__What you need to do__. Set down the material below in full, matching it exactly.

(Stored data)
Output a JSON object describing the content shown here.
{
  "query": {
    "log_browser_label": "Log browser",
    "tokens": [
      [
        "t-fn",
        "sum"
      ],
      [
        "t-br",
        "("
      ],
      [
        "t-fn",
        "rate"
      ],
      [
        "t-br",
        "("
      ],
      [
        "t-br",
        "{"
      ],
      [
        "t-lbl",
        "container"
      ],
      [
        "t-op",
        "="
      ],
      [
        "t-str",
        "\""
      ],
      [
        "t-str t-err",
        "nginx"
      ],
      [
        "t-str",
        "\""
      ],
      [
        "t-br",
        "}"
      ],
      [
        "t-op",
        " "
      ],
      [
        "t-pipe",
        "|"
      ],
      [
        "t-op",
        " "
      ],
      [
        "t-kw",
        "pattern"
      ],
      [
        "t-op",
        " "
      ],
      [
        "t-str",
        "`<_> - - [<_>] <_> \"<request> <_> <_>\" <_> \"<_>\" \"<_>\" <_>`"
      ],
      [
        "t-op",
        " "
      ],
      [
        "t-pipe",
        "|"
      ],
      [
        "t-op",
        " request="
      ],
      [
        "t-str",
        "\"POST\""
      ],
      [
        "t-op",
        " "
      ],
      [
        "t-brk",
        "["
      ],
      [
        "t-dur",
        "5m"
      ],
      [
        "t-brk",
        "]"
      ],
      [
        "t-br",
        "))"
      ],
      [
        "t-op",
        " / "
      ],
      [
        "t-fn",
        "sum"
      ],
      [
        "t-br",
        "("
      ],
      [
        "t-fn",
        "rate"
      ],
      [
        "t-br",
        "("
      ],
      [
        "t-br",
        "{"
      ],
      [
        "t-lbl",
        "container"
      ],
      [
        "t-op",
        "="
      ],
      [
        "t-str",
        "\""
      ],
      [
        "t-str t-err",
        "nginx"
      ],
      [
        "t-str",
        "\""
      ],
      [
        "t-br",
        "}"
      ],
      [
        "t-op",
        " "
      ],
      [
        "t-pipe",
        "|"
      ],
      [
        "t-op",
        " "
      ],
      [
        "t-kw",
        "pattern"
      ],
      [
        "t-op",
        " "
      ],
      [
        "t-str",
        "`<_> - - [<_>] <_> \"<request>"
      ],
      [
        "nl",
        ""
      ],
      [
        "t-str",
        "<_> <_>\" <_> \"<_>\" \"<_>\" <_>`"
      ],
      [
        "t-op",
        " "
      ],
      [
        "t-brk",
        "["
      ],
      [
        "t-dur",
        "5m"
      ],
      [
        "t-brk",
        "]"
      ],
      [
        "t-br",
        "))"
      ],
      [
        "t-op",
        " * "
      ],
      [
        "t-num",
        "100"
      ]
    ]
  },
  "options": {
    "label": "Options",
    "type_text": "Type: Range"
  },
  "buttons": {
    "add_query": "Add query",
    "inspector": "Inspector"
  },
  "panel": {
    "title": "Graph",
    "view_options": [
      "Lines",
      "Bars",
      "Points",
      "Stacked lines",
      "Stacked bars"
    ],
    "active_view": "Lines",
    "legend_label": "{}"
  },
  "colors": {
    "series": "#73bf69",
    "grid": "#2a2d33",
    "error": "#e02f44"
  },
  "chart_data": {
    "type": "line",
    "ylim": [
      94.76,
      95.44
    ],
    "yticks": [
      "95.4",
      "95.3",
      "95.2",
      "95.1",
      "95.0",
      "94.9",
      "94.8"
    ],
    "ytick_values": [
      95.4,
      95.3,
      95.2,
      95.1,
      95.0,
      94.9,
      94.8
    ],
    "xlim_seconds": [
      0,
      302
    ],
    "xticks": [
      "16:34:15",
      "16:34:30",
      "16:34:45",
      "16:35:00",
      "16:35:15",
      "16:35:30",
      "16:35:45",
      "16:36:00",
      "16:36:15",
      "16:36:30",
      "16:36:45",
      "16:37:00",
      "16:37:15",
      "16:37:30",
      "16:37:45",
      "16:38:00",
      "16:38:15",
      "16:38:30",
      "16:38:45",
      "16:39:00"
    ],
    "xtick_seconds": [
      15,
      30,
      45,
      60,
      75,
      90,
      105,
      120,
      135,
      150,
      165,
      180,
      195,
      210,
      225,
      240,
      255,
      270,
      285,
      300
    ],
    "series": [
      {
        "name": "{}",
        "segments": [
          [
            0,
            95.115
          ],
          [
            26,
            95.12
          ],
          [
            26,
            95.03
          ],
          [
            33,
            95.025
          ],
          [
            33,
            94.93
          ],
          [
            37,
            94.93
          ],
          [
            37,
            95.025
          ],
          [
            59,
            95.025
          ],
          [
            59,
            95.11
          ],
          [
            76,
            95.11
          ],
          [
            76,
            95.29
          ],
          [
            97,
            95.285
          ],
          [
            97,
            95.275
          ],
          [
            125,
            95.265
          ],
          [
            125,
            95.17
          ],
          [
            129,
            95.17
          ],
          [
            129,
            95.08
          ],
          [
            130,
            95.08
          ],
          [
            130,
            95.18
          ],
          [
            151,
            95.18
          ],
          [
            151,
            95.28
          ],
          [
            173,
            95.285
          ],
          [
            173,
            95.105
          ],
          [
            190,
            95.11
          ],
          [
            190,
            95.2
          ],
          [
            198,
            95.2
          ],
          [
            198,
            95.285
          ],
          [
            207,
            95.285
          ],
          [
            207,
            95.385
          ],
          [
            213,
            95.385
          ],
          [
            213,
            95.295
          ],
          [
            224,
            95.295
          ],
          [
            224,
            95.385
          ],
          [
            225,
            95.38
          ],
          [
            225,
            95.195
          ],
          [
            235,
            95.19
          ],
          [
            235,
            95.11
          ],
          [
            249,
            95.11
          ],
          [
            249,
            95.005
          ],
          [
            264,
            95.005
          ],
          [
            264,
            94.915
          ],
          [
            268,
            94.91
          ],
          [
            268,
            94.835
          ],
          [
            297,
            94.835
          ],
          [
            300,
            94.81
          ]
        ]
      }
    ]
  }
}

__Task result__.
Output a JSON object describing the content shown here.
{
  "query": {
    "log_browser_label": "Log browser",
    "tokens": [
      [
        "t-fn",
        "sum"
      ],
      [
        "t-br",
        "("
      ],
      [
        "t-fn",
        "rate"
      ],
      [
        "t-br",
        "("
      ],
      [
        "t-br",
        "{"
      ],
      [
        "t-lbl",
        "container"
      ],
      [
        "t-op",
        "="
      ],
      [
        "t-str",
        "\""
      ],
      [
        "t-str t-err",
        "nginx"
      ],
      [
        "t-str",
        "\""
      ],
      [
        "t-br",
        "}"
      ],
      [
        "t-op",
        " "
      ],
      [
        "t-pipe",
        "|"
      ],
      [
        "t-op",
        " "
      ],
      [
        "t-kw",
        "pattern"
      ],
      [
        "t-op",
        " "
      ],
      [
        "t-str",
        "`<_> - - [<_>] <_> \"<request> <_> <_>\" <_> \"<_>\" \"<_>\" <_>`"
      ],
      [
        "t-op",
        " "
      ],
      [
        "t-pipe",
        "|"
      ],
      [
        "t-op",
        " request="
      ],
      [
        "t-str",
        "\"POST\""
      ],
      [
        "t-op",
        " "
      ],
      [
        "t-brk",
        "["
      ],
      [
        "t-dur",
        "5m"
      ],
      [
        "t-brk",
        "]"
      ],
      [
        "t-br",
        "))"
      ],
      [
        "t-op",
        " / "
      ],
      [
        "t-fn",
        "sum"
      ],
      [
        "t-br",
        "("
      ],
      [
        "t-fn",
        "rate"
      ],
      [
        "t-br",
        "("
      ],
      [
        "t-br",
        "{"
      ],
      [
        "t-lbl",
        "container"
      ],
      [
        "t-op",
        "="
      ],
      [
        "t-str",
        "\""
      ],
      [
        "t-str t-err",
        "nginx"
      ],
      [
        "t-str",
        "\""
      ],
      [
        "t-br",
        "}"
      ],
      [
        "t-op",
        " "
      ],
      [
        "t-pipe",
        "|"
      ],
      [
        "t-op",
        " "
      ],
      [
        "t-kw",
        "pattern"
      ],
      [
        "t-op",
        " "
      ],
      [
        "t-str",
        "`<_> - - [<_>] <_> \"<request>"
      ],
      [
        "nl",
        ""
      ],
      [
        "t-str",
        "<_> <_>\" <_> \"<_>\" \"<_>\" <_>`"
      ],
      [
        "t-op",
        " "
      ],
      [
        "t-brk",
        "["
      ],
      [
        "t-dur",
        "5m"
      ],
      [
        "t-brk",
        "]"
      ],
      [
        "t-br",
        "))"
      ],
      [
        "t-op",
        " * "
      ],
      [
        "t-num",
        "100"
      ]
    ]
  },
  "options": {
    "label": "Options",
    "type_text": "Type: Range"
  },
  "buttons": {
    "add_query": "Add query",
    "inspector": "Inspector"
  },
  "panel": {
    "title": "Graph",
    "view_options": [
      "Lines",
      "Bars",
      "Points",
      "Stacked lines",
      "Stacked bars"
    ],
    "active_view": "Lines",
    "legend_label": "{}"
  },
  "colors": {
    "series": "#73bf69",
    "grid": "#2a2d33",
    "error": "#e02f44"
  },
  "chart_data": {
    "type": "line",
    "ylim": [
      94.76,
      95.44
    ],
    "yticks": [
      "95.4",
      "95.3",
      "95.2",
      "95.1",
      "95.0",
      "94.9",
      "94.8"
    ],
    "ytick_values": [
      95.4,
      95.3,
      95.2,
      95.1,
      95.0,
      94.9,
      94.8
    ],
    "xlim_seconds": [
      0,
      302
    ],
    "xticks": [
      "16:34:15",
      "16:34:30",
      "16:34:45",
      "16:35:00",
      "16:35:15",
      "16:35:30",
      "16:35:45",
      "16:36:00",
      "16:36:15",
      "16:36:30",
      "16:36:45",
      "16:37:00",
      "16:37:15",
      "16:37:30",
      "16:37:45",
      "16:38:00",
      "16:38:15",
      "16:38:30",
      "16:38:45",
      "16:39:00"
    ],
    "xtick_seconds": [
      15,
      30,
      45,
      60,
      75,
      90,
      105,
      120,
      135,
      150,
      165,
      180,
      195,
      210,
      225,
      240,
      255,
      270,
      285,
      300
    ],
    "series": [
      {
        "name": "{}",
        "segments": [
          [
            0,
            95.115
          ],
          [
            26,
            95.12
          ],
          [
            26,
            95.03
          ],
          [
            33,
            95.025
          ],
          [
            33,
            94.93
          ],
          [
            37,
            94.93
          ],
          [
            37,
            95.025
          ],
          [
            59,
            95.025
          ],
          [
            59,
            95.11
          ],
          [
            76,
            95.11
          ],
          [
            76,
            95.29
          ],
          [
            97,
            95.285
          ],
          [
            97,
            95.275
          ],
          [
            125,
            95.265
          ],
          [
            125,
            95.17
          ],
          [
            129,
            95.17
          ],
          [
            129,
            95.08
          ],
          [
            130,
            95.08
          ],
          [
            130,
            95.18
          ],
          [
            151,
            95.18
          ],
          [
            151,
            95.28
          ],
          [
            173,
            95.285
          ],
          [
            173,
            95.105
          ],
          [
            190,
            95.11
          ],
          [
            190,
            95.2
          ],
          [
            198,
            95.2
          ],
          [
            198,
            95.285
          ],
          [
            207,
            95.285
          ],
          [
            207,
            95.385
          ],
          [
            213,
            95.385
          ],
          [
            213,
            95.295
          ],
          [
            224,
            95.295
          ],
          [
            224,
            95.385
          ],
          [
            225,
            95.38
          ],
          [
            225,
            95.195
          ],
          [
            235,
            95.19
          ],
          [
            235,
            95.11
          ],
          [
            249,
            95.11
          ],
          [
            249,
            95.005
          ],
          [
            264,
            95.005
          ],
          [
            264,
            94.915
          ],
          [
            268,
            94.91
          ],
          [
            268,
            94.835
          ],
          [
            297,
            94.835
          ],
          [
            300,
            94.81
          ]
        ]
      }
    ]
  }
}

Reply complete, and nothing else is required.